#### Information supplied

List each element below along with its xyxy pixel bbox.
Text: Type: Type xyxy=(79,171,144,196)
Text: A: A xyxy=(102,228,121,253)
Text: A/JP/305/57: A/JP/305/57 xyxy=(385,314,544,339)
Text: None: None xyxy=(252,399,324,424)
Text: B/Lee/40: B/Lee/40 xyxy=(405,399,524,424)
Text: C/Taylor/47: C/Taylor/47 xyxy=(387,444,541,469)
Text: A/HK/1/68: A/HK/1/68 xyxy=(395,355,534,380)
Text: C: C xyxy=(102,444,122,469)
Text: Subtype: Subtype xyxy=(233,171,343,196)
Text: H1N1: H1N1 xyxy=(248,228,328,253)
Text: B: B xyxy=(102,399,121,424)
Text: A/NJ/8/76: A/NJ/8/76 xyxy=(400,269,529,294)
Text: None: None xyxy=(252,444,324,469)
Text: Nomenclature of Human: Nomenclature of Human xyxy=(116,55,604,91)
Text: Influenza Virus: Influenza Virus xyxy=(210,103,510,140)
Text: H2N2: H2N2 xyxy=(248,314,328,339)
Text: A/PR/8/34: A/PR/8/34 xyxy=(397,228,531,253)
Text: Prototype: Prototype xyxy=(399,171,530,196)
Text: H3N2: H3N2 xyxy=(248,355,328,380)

########
#### Information supplied

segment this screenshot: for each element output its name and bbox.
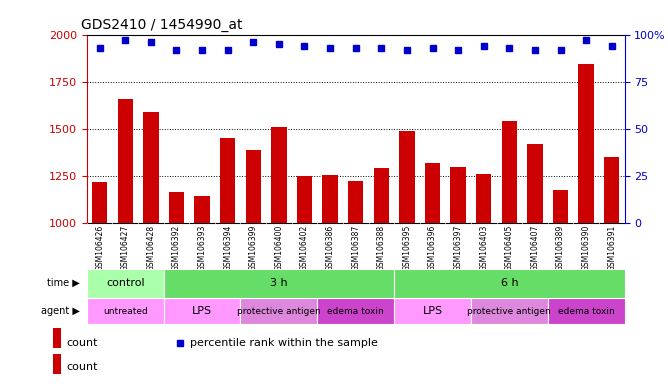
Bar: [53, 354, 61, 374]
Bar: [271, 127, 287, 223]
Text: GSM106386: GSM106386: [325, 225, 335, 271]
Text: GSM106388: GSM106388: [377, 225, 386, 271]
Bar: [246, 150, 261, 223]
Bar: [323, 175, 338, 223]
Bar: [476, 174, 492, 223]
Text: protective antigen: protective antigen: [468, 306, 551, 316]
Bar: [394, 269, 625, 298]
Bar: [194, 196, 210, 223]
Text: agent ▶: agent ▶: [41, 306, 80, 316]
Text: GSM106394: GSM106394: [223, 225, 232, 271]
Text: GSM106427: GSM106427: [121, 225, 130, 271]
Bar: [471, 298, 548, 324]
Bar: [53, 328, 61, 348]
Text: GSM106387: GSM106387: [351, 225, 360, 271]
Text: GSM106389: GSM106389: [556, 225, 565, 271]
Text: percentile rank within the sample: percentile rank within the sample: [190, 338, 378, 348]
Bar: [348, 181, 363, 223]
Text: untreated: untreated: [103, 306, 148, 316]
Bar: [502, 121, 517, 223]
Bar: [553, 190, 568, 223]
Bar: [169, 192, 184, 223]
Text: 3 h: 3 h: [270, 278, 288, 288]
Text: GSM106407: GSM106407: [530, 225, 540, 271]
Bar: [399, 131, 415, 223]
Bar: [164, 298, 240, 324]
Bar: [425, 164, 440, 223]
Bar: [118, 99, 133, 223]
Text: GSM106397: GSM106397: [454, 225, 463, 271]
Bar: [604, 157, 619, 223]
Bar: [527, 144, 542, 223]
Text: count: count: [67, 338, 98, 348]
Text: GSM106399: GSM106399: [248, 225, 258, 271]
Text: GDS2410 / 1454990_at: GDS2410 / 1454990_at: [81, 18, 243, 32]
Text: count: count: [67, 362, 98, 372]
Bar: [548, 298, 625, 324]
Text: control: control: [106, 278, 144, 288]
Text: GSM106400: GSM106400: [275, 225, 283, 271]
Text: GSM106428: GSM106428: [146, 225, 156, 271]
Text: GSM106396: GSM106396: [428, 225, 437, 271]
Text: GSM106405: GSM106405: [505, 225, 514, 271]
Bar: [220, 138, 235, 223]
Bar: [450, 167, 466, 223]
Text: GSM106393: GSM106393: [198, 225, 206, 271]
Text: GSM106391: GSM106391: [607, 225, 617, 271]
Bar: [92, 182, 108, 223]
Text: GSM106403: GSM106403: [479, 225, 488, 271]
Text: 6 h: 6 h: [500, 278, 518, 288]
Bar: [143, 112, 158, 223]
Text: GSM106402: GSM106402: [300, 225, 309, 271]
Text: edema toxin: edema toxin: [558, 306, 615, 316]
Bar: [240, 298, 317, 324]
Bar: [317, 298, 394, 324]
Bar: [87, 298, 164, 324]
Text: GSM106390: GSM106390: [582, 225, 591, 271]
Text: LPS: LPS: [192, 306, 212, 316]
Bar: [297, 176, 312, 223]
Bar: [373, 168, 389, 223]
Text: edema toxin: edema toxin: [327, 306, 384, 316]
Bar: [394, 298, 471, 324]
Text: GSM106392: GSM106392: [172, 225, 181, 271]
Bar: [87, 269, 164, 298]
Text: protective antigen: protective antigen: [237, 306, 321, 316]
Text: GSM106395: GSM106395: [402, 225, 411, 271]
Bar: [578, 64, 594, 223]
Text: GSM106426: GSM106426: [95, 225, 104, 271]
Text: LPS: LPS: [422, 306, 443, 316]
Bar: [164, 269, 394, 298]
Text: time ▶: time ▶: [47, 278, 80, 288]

########

**Activity:** Tally the lines of the data that contain the word "each", and give only that tally.

**Task result:** 2